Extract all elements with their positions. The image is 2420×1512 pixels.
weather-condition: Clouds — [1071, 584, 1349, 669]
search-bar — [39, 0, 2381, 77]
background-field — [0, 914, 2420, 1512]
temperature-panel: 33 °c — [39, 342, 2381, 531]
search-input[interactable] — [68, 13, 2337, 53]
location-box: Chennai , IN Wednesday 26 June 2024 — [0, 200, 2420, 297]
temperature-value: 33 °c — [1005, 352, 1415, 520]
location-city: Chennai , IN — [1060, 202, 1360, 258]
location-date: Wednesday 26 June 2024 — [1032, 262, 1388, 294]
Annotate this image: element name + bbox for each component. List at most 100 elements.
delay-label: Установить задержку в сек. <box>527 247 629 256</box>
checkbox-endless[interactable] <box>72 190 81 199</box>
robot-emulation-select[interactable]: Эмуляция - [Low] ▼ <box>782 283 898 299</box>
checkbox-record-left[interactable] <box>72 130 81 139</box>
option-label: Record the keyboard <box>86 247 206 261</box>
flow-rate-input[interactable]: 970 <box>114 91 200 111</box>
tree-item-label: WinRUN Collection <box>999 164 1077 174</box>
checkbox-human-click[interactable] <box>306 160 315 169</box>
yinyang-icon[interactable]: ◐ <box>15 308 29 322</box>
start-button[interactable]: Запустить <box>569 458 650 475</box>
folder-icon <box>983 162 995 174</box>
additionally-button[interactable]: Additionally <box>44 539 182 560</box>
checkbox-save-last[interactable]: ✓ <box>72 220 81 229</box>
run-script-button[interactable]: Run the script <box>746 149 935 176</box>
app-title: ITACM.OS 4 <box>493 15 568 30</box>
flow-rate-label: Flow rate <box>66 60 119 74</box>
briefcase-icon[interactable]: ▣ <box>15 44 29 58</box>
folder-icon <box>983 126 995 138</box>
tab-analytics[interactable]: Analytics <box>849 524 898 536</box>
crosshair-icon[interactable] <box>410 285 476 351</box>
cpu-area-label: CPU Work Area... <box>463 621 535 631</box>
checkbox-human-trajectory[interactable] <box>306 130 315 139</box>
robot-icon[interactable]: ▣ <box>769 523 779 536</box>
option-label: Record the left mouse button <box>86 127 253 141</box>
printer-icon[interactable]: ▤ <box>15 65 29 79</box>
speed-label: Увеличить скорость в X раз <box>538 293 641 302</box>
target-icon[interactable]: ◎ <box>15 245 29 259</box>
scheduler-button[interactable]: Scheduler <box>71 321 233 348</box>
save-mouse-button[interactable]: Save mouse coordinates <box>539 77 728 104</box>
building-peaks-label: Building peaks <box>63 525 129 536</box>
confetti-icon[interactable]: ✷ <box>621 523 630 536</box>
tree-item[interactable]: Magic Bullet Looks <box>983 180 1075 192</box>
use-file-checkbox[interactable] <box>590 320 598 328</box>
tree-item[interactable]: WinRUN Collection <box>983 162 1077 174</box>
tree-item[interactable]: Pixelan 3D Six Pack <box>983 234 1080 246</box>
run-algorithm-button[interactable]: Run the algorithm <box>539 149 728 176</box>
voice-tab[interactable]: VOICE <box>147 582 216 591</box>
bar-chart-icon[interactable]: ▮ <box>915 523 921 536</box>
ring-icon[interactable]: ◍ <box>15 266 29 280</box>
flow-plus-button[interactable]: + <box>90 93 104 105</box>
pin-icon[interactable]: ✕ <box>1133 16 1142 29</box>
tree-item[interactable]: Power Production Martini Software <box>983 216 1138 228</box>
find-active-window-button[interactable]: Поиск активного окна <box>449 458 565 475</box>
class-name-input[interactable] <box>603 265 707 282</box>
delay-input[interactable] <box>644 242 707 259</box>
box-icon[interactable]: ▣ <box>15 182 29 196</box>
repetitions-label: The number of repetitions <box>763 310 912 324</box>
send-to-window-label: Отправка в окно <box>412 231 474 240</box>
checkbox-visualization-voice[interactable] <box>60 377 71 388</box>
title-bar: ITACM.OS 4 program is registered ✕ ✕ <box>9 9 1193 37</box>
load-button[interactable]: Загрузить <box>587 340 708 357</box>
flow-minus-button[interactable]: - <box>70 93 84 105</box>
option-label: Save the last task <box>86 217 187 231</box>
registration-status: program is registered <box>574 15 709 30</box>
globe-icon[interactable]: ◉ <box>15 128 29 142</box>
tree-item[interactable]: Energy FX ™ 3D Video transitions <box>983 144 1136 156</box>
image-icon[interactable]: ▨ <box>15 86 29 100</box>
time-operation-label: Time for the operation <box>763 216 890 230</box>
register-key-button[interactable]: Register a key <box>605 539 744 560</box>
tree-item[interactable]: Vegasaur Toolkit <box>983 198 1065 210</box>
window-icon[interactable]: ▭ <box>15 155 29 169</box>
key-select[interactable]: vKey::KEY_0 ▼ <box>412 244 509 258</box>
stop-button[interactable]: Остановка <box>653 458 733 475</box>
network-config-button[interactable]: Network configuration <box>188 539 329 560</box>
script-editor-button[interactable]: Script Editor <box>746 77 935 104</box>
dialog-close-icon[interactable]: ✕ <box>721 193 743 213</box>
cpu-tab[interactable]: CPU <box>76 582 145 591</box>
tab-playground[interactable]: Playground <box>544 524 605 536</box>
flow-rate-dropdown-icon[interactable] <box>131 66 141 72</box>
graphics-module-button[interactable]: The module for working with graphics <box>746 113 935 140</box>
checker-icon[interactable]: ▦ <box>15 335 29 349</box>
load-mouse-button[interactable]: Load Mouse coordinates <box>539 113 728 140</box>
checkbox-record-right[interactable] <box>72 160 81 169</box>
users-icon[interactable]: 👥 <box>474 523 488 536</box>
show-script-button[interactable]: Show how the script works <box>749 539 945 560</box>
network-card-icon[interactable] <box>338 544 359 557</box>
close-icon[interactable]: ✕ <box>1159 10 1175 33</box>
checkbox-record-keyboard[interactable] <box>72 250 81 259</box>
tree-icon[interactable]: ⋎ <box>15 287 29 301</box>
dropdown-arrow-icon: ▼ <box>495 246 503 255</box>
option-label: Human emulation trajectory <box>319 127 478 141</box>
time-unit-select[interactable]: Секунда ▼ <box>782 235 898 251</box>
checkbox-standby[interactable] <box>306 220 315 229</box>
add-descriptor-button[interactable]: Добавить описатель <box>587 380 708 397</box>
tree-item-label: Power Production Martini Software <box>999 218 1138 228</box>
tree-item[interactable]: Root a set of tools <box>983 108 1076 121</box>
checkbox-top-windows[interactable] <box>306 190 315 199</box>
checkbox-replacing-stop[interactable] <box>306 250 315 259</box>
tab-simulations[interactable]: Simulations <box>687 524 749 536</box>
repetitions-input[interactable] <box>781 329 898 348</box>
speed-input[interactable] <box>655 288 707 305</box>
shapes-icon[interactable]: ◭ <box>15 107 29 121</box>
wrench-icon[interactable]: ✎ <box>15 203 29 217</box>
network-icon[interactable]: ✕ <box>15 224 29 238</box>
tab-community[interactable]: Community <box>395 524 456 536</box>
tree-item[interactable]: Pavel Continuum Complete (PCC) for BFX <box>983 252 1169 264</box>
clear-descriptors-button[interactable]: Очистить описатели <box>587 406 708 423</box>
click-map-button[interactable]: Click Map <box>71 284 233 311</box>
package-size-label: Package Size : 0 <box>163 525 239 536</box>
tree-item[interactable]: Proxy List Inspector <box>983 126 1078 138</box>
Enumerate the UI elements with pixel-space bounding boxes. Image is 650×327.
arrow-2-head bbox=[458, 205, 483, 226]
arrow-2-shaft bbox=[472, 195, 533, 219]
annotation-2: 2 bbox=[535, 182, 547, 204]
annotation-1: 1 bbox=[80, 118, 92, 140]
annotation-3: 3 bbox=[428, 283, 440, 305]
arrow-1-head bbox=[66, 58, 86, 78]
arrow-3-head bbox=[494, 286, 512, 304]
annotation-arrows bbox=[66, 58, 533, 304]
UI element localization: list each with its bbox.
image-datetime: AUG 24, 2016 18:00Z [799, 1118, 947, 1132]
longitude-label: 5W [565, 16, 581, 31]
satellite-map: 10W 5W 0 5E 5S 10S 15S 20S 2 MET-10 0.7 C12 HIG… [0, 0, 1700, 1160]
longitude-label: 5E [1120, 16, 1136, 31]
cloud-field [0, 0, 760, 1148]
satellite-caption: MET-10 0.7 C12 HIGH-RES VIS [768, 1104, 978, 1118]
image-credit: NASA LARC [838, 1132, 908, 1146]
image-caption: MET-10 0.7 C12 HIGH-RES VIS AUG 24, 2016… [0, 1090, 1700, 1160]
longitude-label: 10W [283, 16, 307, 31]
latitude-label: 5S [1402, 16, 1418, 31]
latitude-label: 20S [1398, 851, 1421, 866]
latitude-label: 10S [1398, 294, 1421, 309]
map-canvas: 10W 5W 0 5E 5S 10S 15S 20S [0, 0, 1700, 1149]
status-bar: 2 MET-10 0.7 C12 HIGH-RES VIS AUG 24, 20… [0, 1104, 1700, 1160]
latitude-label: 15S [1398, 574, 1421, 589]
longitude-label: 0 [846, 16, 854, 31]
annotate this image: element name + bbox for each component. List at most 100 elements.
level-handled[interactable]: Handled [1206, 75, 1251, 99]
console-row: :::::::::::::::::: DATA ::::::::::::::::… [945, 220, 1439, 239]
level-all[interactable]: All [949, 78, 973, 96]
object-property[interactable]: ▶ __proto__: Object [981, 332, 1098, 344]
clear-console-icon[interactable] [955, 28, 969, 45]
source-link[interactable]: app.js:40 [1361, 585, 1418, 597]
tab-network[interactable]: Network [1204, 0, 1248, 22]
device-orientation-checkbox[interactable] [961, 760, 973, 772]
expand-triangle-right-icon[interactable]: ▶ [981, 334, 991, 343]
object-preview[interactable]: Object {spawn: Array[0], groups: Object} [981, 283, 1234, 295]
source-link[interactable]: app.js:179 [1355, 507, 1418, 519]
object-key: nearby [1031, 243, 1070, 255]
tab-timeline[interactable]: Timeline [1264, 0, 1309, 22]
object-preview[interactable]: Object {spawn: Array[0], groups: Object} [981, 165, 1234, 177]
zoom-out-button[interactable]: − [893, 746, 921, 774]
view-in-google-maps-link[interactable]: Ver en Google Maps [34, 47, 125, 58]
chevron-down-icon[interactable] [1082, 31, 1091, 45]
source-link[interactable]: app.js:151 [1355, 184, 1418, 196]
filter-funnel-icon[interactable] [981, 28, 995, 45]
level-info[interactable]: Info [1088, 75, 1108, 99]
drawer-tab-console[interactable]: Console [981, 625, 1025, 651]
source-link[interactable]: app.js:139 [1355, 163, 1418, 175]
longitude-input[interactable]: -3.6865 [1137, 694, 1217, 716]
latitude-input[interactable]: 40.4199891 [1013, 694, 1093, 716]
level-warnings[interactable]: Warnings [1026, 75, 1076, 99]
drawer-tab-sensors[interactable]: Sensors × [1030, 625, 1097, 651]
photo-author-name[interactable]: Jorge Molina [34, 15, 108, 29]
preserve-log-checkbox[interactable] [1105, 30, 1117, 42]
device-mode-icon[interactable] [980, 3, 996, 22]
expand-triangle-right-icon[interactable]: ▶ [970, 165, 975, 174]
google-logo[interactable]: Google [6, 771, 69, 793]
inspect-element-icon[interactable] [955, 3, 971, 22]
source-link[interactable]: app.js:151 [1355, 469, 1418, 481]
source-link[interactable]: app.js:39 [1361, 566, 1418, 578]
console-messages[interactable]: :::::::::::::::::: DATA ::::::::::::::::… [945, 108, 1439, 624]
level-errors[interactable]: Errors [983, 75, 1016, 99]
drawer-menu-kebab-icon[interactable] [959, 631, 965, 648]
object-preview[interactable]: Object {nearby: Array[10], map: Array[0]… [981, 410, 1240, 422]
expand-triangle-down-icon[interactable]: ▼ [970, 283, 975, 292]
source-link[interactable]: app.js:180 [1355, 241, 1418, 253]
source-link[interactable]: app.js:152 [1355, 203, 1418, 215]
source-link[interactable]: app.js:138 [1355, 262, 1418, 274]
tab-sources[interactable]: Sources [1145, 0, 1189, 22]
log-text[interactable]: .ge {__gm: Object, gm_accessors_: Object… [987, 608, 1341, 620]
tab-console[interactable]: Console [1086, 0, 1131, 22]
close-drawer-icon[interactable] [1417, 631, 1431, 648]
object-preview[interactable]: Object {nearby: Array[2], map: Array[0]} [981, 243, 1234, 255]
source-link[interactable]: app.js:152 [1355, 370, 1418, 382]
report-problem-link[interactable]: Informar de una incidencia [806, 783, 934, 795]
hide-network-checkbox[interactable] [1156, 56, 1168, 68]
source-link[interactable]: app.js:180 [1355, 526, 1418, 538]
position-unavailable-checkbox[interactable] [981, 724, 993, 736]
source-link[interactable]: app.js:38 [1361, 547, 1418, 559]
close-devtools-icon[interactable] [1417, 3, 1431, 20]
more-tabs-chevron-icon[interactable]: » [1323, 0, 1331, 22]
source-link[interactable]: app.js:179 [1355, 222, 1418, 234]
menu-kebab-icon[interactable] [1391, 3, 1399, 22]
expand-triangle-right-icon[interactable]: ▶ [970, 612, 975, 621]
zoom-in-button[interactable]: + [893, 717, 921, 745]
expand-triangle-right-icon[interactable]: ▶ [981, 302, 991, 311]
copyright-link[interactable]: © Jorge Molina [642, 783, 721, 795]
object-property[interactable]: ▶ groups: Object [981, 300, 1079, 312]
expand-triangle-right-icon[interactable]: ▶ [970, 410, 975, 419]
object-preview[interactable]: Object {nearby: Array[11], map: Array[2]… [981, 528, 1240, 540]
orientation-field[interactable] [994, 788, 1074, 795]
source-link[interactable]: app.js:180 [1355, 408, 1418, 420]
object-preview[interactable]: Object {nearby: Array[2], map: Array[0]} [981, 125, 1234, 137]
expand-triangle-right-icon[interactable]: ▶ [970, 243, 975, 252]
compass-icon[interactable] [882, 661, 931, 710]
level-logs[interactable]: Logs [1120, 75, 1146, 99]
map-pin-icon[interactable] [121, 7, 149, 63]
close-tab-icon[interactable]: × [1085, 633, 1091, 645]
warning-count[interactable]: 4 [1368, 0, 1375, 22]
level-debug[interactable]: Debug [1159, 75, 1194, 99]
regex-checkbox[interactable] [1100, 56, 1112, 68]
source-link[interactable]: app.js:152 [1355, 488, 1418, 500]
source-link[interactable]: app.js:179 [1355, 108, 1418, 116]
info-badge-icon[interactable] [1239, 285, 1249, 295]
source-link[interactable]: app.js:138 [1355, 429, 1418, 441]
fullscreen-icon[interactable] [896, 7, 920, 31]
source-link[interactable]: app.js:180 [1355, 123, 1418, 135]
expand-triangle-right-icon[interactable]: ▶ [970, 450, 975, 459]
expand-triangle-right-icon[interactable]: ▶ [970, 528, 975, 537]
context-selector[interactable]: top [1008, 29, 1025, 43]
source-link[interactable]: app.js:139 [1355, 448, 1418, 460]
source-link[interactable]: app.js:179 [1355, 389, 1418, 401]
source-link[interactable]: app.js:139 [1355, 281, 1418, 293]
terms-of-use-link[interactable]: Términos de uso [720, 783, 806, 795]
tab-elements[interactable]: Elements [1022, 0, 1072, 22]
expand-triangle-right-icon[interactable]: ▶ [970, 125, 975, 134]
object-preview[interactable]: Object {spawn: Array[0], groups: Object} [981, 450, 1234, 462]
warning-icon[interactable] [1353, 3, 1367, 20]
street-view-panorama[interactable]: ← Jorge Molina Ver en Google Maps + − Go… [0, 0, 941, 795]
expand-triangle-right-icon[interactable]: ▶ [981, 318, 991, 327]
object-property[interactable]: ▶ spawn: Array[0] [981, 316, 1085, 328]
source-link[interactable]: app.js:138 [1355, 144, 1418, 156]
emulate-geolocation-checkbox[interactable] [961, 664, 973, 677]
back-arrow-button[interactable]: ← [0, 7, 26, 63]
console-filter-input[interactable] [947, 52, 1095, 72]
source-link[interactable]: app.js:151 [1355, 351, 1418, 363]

------------------------------------------------------------------------

> _Exercise brief_: Rewrite the data from the very beginning through the line containing "flow-rate-label: Flow rate", replacing "Clouds" with "Rain" and leaving everything else the same.

> _Written solution_:
Extract all elements with their positions. The image is 2420×1512 pixels.
weather-condition: Rain — [1071, 584, 1349, 669]
search-bar — [39, 0, 2381, 77]
background-field — [0, 914, 2420, 1512]
temperature-panel: 33 °c — [39, 342, 2381, 531]
search-input[interactable] — [68, 13, 2337, 53]
location-box: Chennai , IN Wednesday 26 June 2024 — [0, 200, 2420, 297]
temperature-value: 33 °c — [1005, 352, 1415, 520]
location-city: Chennai , IN — [1060, 202, 1360, 258]
location-date: Wednesday 26 June 2024 — [1032, 262, 1388, 294]
Annotate this image: element name + bbox for each component. List at most 100 elements.
delay-label: Установить задержку в сек. <box>527 247 629 256</box>
checkbox-endless[interactable] <box>72 190 81 199</box>
robot-emulation-select[interactable]: Эмуляция - [Low] ▼ <box>782 283 898 299</box>
checkbox-record-left[interactable] <box>72 130 81 139</box>
option-label: Record the keyboard <box>86 247 206 261</box>
flow-rate-input[interactable]: 970 <box>114 91 200 111</box>
tree-item-label: WinRUN Collection <box>999 164 1077 174</box>
checkbox-human-click[interactable] <box>306 160 315 169</box>
yinyang-icon[interactable]: ◐ <box>15 308 29 322</box>
start-button[interactable]: Запустить <box>569 458 650 475</box>
folder-icon <box>983 162 995 174</box>
additionally-button[interactable]: Additionally <box>44 539 182 560</box>
checkbox-save-last[interactable]: ✓ <box>72 220 81 229</box>
run-script-button[interactable]: Run the script <box>746 149 935 176</box>
app-title: ITACM.OS 4 <box>493 15 568 30</box>
flow-rate-label: Flow rate <box>66 60 119 74</box>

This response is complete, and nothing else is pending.